- _The problem_
Without further comment, state how many lines in the listing below contain the word "which".

- _Data items_

□ □ □ □ □

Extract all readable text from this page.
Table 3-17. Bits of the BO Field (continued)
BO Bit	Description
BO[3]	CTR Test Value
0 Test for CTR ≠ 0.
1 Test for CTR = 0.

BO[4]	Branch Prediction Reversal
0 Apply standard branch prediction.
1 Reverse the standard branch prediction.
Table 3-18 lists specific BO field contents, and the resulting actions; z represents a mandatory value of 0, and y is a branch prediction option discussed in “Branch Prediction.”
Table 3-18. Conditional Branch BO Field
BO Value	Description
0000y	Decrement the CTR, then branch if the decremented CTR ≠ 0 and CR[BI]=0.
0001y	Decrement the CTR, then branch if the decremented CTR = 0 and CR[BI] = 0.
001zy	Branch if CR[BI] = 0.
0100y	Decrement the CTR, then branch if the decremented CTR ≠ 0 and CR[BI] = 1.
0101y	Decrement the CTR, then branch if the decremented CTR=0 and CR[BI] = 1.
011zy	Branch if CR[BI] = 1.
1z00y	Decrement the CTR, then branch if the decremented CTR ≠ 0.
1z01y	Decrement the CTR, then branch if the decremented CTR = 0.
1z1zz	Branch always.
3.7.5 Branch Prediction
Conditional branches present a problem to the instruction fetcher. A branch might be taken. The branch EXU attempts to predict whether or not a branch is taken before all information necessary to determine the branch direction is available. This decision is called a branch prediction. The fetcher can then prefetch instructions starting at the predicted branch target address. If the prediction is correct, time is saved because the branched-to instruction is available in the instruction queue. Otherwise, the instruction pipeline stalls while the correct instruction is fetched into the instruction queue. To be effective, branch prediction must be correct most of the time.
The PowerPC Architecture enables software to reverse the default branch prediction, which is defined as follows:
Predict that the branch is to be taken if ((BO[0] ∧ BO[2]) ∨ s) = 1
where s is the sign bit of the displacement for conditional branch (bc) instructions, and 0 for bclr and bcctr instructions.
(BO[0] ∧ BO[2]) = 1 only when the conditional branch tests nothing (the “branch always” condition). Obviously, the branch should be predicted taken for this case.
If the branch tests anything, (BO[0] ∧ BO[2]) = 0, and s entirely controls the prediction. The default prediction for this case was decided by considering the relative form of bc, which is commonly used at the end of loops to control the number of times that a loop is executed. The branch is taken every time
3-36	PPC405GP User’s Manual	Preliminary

□ □ □ □ □

- _Solution for this exercise_
2